Görev A:
Aşağıdaki Yazd gezisi yazısından "Şiraz’dan Yazd’a 6" kısmından başlayıp "de oldukça büyük." kısmına kadar her şeyi hiç değiştirmeden çıkar.
Görev B:
Aşağıdaki Yazd gezisi yazısını kaldığı yerden devam ettir.

Metin Alıntısı:
■ ■ ■ ■
Şiraz’dan Yazd’a 6 saatlik yolculuğu otobüsün altında şoför yatakhanesinde geldiğimiz için rahat bir yolculuk yaptık. Sabahın köründe Yazd’a vardığımızda Hakan, Orgül, Nermin ve ben Yazd’ın eski yerleşim yerine gitmek için taksiye bindik.

3000 bin yıllık geçmişi olan Yazd, ipek yolundan biraz uzakta olduğu için savaşlardan ve istilalardan çok fazla tahrip olmamış. Şehre uzaktan bakıldığında şehir baştan aşağıya kahverengi görünüyor. Old Town dedikleri Yazd’ın ilk yerleşim yeri olan yerler günümüze kadar korunmuş. Günümüzde bu eski yerleşim yerlerinde hosteller, oteller, turistik dükkânlar, kafeler ağırlıklı olsa da yerli halk da yaşamaya devam ediyor. Yazd’a yeni yerleşim yerleri Old Town dışında. Yazd’ın bu yeni yerleşim yeri de oldukça büyük.
■ ■ ■ ■
[Bir koleksiyondan alınmış öğeler]
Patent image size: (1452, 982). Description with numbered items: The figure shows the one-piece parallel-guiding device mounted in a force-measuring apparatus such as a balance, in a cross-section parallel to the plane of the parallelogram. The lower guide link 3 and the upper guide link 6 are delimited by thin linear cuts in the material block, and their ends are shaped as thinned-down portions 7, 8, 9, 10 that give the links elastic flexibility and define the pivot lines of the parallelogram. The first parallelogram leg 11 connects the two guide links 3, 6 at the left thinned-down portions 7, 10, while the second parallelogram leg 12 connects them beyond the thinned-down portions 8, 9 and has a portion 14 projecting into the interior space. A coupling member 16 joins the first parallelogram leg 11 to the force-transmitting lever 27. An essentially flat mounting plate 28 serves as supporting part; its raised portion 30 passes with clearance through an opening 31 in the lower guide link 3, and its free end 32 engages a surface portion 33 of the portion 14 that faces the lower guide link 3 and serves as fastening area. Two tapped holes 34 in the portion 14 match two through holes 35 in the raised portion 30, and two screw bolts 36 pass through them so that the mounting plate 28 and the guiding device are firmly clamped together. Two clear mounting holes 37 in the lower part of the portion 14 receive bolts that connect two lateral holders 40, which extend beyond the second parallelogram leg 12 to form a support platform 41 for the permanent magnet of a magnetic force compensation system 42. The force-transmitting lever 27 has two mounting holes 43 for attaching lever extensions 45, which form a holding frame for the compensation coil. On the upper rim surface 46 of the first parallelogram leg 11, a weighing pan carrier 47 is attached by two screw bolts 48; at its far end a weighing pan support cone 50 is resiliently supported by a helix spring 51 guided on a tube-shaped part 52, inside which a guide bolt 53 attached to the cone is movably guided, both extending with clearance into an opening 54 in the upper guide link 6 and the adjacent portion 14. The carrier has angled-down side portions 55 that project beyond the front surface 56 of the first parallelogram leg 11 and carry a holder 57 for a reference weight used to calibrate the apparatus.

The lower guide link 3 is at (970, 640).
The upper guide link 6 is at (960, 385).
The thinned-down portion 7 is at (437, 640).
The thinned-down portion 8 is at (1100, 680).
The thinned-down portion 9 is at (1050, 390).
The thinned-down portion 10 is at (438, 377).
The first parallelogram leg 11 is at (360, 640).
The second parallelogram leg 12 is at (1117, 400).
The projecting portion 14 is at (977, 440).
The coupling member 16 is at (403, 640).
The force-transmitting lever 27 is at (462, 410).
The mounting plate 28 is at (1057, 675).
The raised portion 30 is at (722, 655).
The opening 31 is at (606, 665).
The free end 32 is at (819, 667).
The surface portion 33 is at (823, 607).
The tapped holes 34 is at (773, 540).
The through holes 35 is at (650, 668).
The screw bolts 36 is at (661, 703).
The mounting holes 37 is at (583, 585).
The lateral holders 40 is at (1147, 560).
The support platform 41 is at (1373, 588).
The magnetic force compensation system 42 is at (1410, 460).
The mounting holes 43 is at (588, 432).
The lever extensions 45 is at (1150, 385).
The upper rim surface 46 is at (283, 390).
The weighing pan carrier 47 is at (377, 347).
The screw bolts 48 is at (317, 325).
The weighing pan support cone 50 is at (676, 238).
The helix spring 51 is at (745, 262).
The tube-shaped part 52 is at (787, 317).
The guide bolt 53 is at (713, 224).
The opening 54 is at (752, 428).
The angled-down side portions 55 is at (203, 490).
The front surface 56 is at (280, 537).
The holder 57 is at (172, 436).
■ ■ ■ ■
Yanıt A:
Şiraz’dan Yazd’a 6 saatlik yolculuğu otobüsün altında şoför yatakhanesinde geldiğimiz için rahat bir yolculuk yaptık. Sabahın köründe Yazd’a vardığımızda Hakan, Orgül, Nermin ve ben Yazd’ın eski yerleşim yerine gitmek için taksiye bindik.

3000 bin yıllık geçmişi olan Yazd, ipek yolundan biraz uzakta olduğu için savaşlardan ve istilalardan çok fazla tahrip olmamış. Şehre uzaktan bakıldığında şehir baştan aşağıya kahverengi görünüyor. Old Town dedikleri Yazd’ın ilk yerleşim yeri olan yerler günümüze kadar korunmuş. Günümüzde bu eski yerleşim yerlerinde hosteller, oteller, turistik dükkânlar, kafeler ağırlıklı olsa da yerli halk da yaşamaya devam ediyor. Yazd’a yeni yerleşim yerleri Old Town dışında. Yazd’ın bu yeni yerleşim yeri de oldukça büyük.

Yanıt B:
Taksi bizi biz de Old town içinde bıraktığında hostel bulmakta çok fazla zorlanmadık. İlk gittiğimiz yerde kalmaya karar verdik. İran’da kaldığımız en güzel hostel olan Kohan otel, tipik Yazd evleri mimarinde yapılmış. Ortasında kocaman havuzu ve küçük çardakları ile tam kafa dinlemelik bir yer. Bir de bol bol fotoğraf çekme şansı yakaladığımız teras katından Yazd manzarasını izlemek harika. Kohan otelin hem otel hem de hostel kısmı var. İki tarafı da çok güzel. Ayrıca beni şaşırtan bir konu da hostel yatakhanelerinde kadın erkek karışık yatması.



Otelde yerleşip gezmeye çıktığımızda Orgül ve Hakan ile karşılaştık. Dördümüz Yazd’ın dar sokakları arasında gezmeye başladık. İlk olarak Alexander’s Prison’a (İskender’in hapishanesi gittik. Oradan yürüyerek eski şehrin hemen çıkışındaki saat kulesi ve Hazireh Mosque’ yürüdük. Tekrar eski şehre girdiğimizde ilk kaybolmamızı yaşadık. Telefonun GPS’i bile bizi kaybolmaktan kurtaramadı.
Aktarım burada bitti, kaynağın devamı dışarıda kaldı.